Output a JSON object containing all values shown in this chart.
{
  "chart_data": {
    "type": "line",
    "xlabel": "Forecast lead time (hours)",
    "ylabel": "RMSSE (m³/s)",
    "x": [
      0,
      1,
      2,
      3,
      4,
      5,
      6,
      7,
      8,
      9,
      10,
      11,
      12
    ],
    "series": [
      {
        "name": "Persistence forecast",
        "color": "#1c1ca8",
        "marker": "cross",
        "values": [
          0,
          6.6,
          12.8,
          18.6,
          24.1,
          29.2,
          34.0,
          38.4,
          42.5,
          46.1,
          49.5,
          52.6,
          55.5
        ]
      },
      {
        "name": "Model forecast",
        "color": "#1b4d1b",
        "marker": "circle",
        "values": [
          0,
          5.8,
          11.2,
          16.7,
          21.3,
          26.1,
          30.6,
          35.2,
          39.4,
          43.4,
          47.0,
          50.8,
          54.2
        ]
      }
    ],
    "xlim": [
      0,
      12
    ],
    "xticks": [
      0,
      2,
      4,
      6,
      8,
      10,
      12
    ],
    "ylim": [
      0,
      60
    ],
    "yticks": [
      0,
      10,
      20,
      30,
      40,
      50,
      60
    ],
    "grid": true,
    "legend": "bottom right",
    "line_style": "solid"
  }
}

→ Problem details
Please reproduce each record precisely as written.

→ Final result
Output a JSON object containing all values shown in this chart.
{
  "chart_data": {
    "type": "line",
    "xlabel": "Forecast lead time (hours)",
    "ylabel": "RMSSE (m³/s)",
    "x": [
      0,
      1,
      2,
      3,
      4,
      5,
      6,
      7,
      8,
      9,
      10,
      11,
      12
    ],
    "series": [
      {
        "name": "Persistence forecast",
        "color": "#1c1ca8",
        "marker": "cross",
        "values": [
          0,
          6.6,
          12.8,
          18.6,
          24.1,
          29.2,
          34.0,
          38.4,
          42.5,
          46.1,
          49.5,
          52.6,
          55.5
        ]
      },
      {
        "name": "Model forecast",
        "color": "#1b4d1b",
        "marker": "circle",
        "values": [
          0,
          5.8,
          11.2,
          16.7,
          21.3,
          26.1,
          30.6,
          35.2,
          39.4,
          43.4,
          47.0,
          50.8,
          54.2
        ]
      }
    ],
    "xlim": [
      0,
      12
    ],
    "xticks": [
      0,
      2,
      4,
      6,
      8,
      10,
      12
    ],
    "ylim": [
      0,
      60
    ],
    "yticks": [
      0,
      10,
      20,
      30,
      40,
      50,
      60
    ],
    "grid": true,
    "legend": "bottom right",
    "line_style": "solid"
  }
}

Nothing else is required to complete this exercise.